=== Exercise directions ===
Each line that holds the word "快下雨了" is to be identified and copied.

=== Listing ===
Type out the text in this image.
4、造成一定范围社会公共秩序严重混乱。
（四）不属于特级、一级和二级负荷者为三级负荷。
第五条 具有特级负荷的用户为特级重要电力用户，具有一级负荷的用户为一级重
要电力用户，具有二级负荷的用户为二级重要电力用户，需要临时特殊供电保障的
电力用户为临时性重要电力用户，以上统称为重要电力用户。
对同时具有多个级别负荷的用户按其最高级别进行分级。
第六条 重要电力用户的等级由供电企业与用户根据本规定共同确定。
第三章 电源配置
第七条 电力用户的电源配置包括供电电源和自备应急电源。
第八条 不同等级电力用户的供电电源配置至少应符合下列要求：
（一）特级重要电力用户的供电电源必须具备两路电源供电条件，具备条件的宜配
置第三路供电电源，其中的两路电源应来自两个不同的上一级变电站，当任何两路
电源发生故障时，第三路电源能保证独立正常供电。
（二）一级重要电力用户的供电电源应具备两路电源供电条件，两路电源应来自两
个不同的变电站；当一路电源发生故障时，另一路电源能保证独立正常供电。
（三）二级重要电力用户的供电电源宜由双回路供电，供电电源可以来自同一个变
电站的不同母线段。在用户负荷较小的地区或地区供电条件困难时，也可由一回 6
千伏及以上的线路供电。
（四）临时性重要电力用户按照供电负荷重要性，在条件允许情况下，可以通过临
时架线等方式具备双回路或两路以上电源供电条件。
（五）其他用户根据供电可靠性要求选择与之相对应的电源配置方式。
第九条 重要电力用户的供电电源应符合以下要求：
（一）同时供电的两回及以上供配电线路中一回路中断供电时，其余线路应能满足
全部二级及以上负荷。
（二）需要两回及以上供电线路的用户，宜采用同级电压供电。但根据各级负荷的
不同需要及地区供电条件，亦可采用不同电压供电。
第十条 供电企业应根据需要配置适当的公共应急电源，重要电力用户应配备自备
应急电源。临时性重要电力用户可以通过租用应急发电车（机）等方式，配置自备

==

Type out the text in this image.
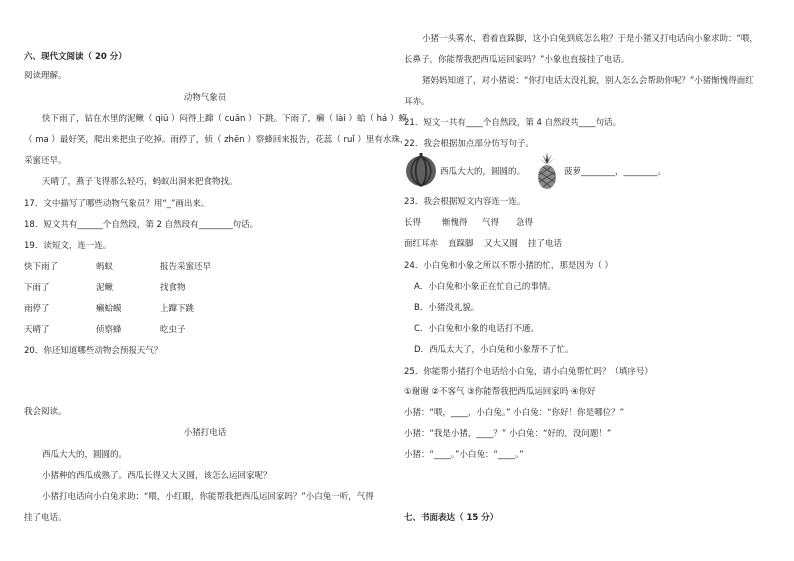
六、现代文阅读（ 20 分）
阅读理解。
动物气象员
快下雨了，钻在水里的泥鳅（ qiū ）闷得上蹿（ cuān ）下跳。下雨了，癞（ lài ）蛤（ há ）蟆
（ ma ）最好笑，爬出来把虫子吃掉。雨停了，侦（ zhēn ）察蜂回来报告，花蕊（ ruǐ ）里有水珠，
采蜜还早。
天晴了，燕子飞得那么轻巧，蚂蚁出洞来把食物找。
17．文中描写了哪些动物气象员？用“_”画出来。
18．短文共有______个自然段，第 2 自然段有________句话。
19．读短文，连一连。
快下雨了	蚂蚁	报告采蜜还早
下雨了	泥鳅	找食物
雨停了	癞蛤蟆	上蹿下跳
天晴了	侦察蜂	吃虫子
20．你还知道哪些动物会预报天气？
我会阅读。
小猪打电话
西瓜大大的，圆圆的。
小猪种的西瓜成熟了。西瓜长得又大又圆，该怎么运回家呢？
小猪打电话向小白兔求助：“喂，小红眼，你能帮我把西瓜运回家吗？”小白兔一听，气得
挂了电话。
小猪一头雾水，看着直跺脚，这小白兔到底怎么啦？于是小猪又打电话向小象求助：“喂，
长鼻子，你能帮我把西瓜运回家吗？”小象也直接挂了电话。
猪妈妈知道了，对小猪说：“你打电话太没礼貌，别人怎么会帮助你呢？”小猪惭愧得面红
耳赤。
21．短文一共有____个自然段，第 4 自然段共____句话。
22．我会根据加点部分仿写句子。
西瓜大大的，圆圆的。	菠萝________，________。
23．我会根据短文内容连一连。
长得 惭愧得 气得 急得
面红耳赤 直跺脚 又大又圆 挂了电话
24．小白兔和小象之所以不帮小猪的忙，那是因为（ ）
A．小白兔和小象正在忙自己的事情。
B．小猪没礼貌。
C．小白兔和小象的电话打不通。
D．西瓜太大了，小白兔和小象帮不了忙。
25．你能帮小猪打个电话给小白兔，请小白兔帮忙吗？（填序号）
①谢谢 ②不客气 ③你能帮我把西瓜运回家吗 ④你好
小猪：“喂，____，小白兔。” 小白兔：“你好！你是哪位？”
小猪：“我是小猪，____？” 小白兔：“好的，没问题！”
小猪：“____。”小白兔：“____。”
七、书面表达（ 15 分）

=== Result of this exercise ===
快下雨了，钻在水里的泥鳅（ qiū ）闷得上蹿（ cuān ）下跳。下雨了，癞（ lài ）蛤（ há ）蟆
快下雨了	蚂蚁	报告采蜜还早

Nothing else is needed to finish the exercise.